> Work to be completed
From the listing below, pull each line that includes "required".

--- The input ---

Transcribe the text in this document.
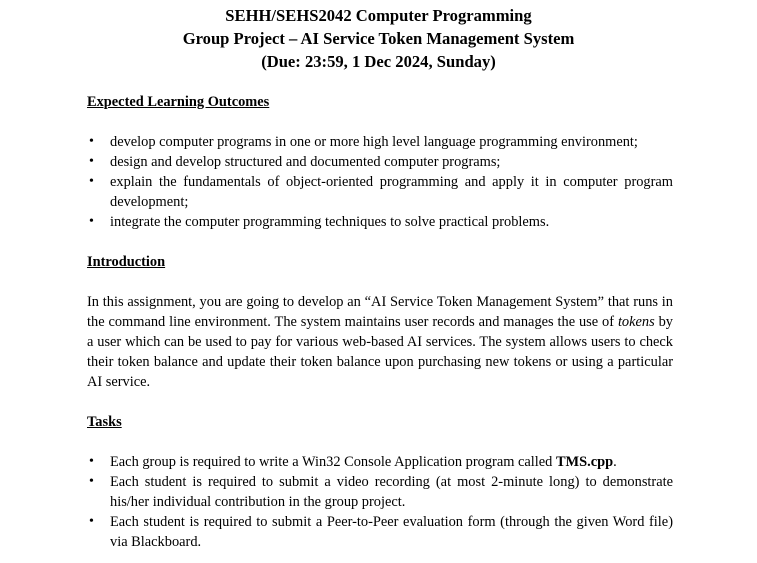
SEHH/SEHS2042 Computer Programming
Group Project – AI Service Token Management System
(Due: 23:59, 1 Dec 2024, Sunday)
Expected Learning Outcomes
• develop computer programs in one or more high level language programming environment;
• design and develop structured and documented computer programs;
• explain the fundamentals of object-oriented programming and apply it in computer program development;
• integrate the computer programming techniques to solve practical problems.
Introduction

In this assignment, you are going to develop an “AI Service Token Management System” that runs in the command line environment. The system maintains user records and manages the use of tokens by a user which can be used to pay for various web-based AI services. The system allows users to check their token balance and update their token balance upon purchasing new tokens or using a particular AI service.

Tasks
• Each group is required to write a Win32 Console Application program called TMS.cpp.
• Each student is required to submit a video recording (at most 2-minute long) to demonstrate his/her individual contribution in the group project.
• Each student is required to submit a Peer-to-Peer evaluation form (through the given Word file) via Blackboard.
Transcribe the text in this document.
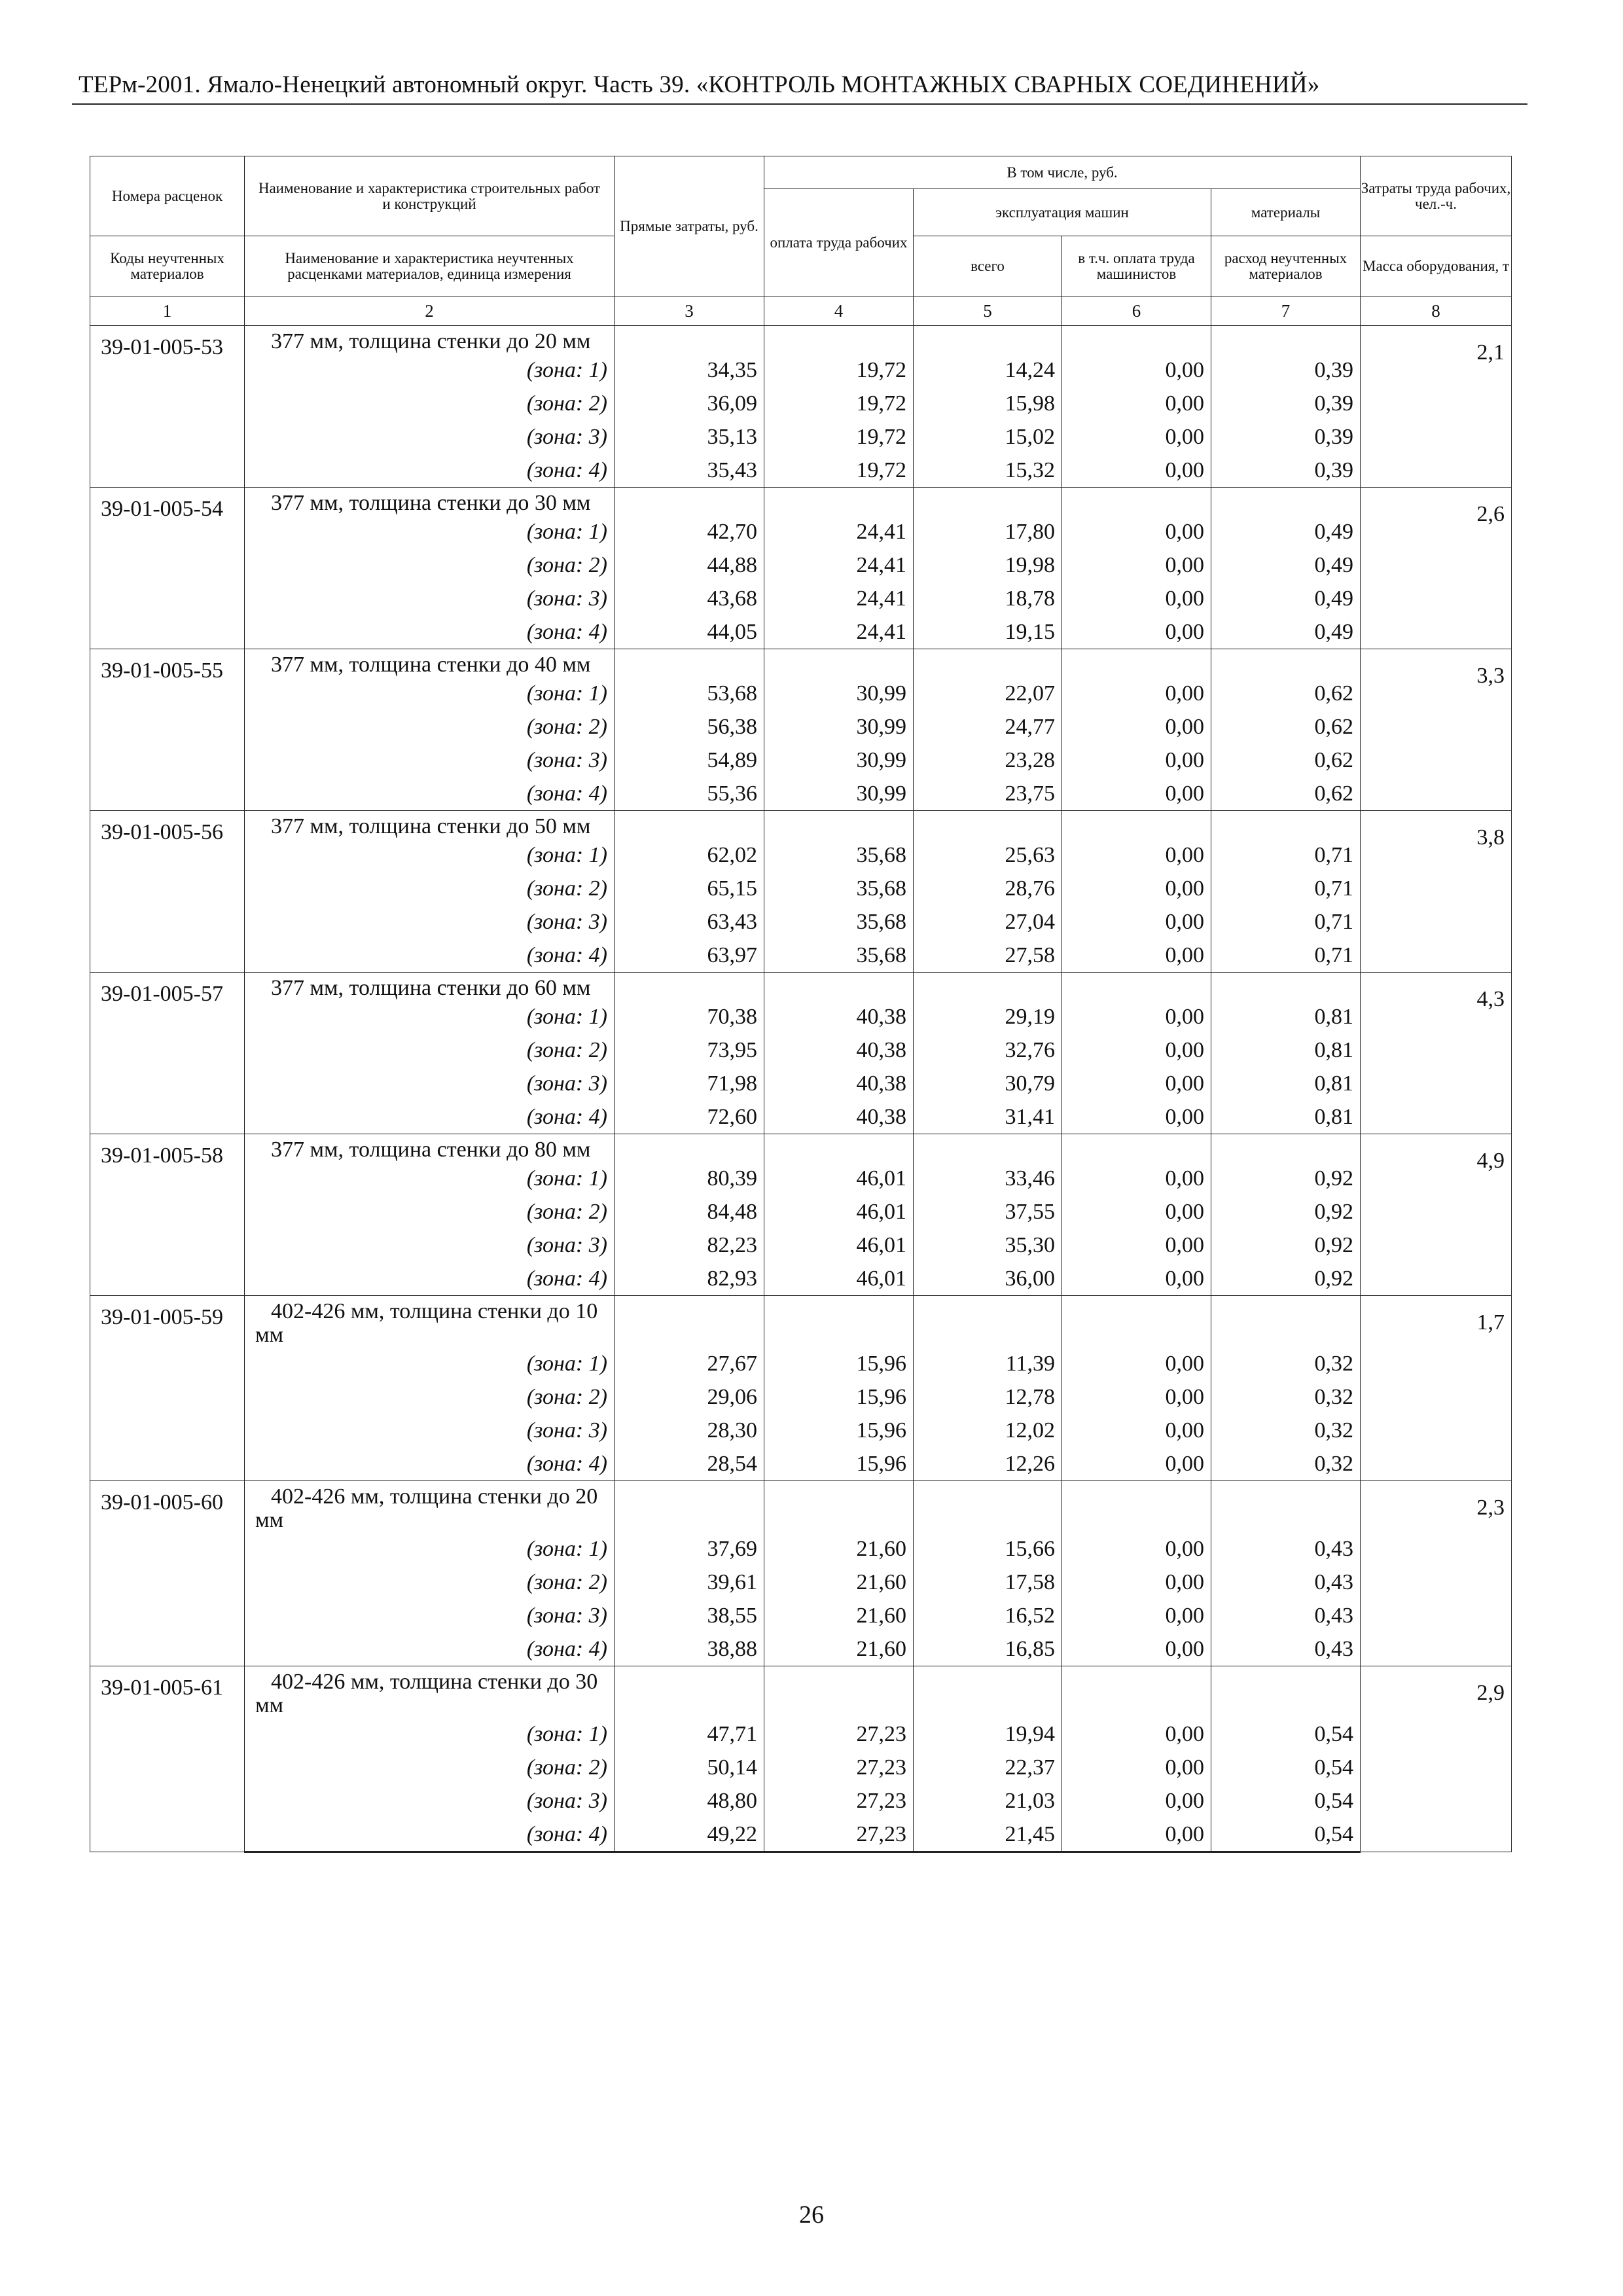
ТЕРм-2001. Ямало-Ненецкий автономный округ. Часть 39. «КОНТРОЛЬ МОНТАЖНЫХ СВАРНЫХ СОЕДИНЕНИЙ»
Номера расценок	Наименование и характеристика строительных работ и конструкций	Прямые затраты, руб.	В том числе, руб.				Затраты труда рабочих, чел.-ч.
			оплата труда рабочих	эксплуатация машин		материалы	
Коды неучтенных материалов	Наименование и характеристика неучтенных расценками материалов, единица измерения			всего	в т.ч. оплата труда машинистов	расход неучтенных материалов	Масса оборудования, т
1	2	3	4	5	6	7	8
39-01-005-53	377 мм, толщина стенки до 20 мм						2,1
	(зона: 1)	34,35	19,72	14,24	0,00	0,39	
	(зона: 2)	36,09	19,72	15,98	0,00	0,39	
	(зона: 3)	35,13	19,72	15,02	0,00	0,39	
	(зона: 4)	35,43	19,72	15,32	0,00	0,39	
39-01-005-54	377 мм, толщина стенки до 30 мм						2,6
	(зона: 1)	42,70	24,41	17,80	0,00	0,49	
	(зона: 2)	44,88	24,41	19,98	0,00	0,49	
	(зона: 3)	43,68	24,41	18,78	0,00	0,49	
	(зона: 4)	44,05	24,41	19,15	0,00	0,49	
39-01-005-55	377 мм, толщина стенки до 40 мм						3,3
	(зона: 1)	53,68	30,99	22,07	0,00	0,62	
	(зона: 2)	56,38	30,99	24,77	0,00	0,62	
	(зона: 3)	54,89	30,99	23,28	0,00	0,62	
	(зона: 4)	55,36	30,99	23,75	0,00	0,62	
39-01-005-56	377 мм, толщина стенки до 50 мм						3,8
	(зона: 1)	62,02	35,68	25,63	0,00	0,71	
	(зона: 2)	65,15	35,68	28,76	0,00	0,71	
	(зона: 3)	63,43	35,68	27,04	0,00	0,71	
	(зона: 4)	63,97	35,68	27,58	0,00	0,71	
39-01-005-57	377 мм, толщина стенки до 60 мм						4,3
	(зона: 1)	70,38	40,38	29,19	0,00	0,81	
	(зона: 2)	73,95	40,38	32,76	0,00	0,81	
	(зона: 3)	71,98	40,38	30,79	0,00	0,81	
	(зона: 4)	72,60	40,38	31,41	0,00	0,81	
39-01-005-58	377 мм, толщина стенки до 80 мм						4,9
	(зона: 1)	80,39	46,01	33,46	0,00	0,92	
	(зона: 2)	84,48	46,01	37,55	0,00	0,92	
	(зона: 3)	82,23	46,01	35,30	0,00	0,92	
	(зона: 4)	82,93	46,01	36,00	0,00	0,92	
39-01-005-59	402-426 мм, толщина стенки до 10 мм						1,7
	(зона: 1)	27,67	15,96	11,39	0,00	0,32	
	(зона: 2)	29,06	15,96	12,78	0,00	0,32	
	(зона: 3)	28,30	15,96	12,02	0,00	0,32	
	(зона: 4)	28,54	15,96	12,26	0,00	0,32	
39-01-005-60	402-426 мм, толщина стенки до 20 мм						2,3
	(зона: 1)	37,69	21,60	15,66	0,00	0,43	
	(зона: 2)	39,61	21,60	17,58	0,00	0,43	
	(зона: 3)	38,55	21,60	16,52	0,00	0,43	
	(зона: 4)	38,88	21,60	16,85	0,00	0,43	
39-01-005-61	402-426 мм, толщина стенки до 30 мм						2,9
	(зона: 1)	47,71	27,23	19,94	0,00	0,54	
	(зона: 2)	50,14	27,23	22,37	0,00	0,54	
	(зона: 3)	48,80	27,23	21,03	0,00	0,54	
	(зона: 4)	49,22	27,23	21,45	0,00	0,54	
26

---

> Exercise result
• Each group is required to write a Win32 Console Application program called TMS.cpp.
• Each student is required to submit a video recording (at most 2-minute long) to demonstrate his/her individual contribution in the group project.
• Each student is required to submit a Peer-to-Peer evaluation form (through the given Word file) via Blackboard.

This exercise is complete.